▸ Stated problem 1
Retype the isolation unit text word for word, starting at "Each of the" and ending at "given application.".
▸ Stated problem 2
Continue the isolation unit text from its final sentence, not the entries.

By way of examples, the building structure 102 is substantially
moved back in to the first position, as shown in FIG. 1D, as the
SMA element(s) retract.
[0052] FIG. 2A is a schematic diagram of an exemplary isolation
unit structure 200A, for implementing embodiments of the present
disclosure. FIG. 2B is a bottom view of an exemplary top plate 202
of an isolation unit structure 200A, for implementing embodiments
of the present disclosure. A top view of an exemplary bottom plate
201 substantially similar to exemplary top plate 202 without the
plate 206.
[0053] The isolation unit structure 200A includes a bottom plate
201 and a top plate 202. Between the bottom plate and the top plate
is a pier 203 and a flat bearing system including one or more of
pads 206 and 207A or 207B. As shown in FIG. 1A, the isolation unit
200A can be installed in one of the isolation unit locations 110A.
The bottom plate 201 rests on the foundation of the building being
supported in the building structure rests on top of the top plate
202. The pier 203 and the pads 206 and 207A or 207B, supports the
weight of the structure between the bottom plate and the top plate.
Each of the bottom plate and the top plate also include multiple
hinging rings 204A-D and 205A-D, respectively. The bottom plate
201, top plate 202 and pier 203 can be formed from acceptable
strength structure steel alloys, stainless steel alloys and
combinations thereof. The bottom plate 201, top plate 202 and pier
203 can be welded or otherwise bonded together as applicable to a
given application.

▸ Rows

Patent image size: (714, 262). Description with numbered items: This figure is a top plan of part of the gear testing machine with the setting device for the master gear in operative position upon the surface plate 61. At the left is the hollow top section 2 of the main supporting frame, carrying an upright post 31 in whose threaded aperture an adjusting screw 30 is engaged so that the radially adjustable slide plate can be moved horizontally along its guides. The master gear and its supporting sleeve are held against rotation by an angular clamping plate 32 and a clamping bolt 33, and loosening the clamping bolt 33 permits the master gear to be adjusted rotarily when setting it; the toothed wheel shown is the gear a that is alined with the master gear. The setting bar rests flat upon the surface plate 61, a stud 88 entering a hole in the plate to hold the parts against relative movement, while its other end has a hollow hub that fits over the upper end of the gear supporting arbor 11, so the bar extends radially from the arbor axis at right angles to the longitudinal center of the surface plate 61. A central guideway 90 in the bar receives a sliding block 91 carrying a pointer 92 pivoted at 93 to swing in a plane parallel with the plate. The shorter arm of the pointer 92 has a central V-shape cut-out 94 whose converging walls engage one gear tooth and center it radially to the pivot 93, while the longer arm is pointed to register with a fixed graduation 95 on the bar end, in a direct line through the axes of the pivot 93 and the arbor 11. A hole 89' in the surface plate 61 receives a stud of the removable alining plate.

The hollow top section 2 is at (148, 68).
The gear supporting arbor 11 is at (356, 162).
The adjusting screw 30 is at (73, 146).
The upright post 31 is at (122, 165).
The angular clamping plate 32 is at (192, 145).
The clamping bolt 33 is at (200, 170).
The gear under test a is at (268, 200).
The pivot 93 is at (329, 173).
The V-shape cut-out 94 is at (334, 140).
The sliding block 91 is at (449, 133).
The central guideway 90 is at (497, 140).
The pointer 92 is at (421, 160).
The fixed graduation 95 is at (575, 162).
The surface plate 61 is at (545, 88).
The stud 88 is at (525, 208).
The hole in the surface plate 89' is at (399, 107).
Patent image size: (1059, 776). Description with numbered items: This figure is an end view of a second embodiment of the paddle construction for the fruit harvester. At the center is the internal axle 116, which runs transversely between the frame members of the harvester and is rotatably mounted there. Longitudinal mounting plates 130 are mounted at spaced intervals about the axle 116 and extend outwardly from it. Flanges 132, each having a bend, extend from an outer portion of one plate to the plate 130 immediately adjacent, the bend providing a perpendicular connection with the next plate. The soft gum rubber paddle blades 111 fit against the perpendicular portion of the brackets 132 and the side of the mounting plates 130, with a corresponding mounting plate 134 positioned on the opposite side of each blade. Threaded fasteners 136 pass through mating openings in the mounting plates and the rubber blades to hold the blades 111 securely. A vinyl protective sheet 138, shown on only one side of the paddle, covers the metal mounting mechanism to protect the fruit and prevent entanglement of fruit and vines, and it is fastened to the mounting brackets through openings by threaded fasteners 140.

▸ Right answer 1
Each of the bottom plate and the top plate also include multiple
hinging rings 204A-D and 205A-D, respectively. The bottom plate
201, top plate 202 and pier 203 can be formed from acceptable
strength structure steel alloys, stainless steel alloys and
combinations thereof. The bottom plate 201, top plate 202 and pier
203 can be welded or otherwise bonded together as applicable to a
given application.

▸ Right answer 2
[0054] In at least one implementation, the pier 203 is solidly
mounted to the bottom plate 201. In at least one implementation the
pads 206, 207A, 207B are formed of a material that allows the top
plate 202 to slide horizontally relative to the pier 203. Example
materials for the pad 206 can include steel, stainless steel and
similar metals and alloys thereof and combinations thereof for the
bottom plate 201, top plate 202, pier 203 and hinging rings 204A-D
and 205A-D. In at least one implementation, one or more of the pad
206, the bottom plate 201, top plate 202, pier 203 can be formed
from a polished steel or stainless steel with various roughness
types. Once type of stainless steel is a mirror-polished stainless
steel referred to as SUS. A range for the roughness of SUS can be
between about 0.03 .mu.m to about 0.6 .mu.m on the arithmetic
average scale (Ra). Rougher stainless-steel surfaces of roughness
up to 50 .mu.m can also be used in certain applications.
[0055] FIGS. 2C and 2D are schematic views exemplary pads 207A,
207B of an isolation unit structure 200A, for implementing
embodiments of the present disclosure. The pad 207A includes
multiple holes 207C. The holes 207C allow a lubricant to be stored
within the pad 207A. The pad 207B is a solid pad without holes for
non-lubricant implementations. Example materials for the pads 207A,
207B can include material such as non-metallic elastoplastic
materials including cast nylon, polytetrafluoroethylene (PTFE),
self-lubricating materials including polyethyleneterephtalate (PET)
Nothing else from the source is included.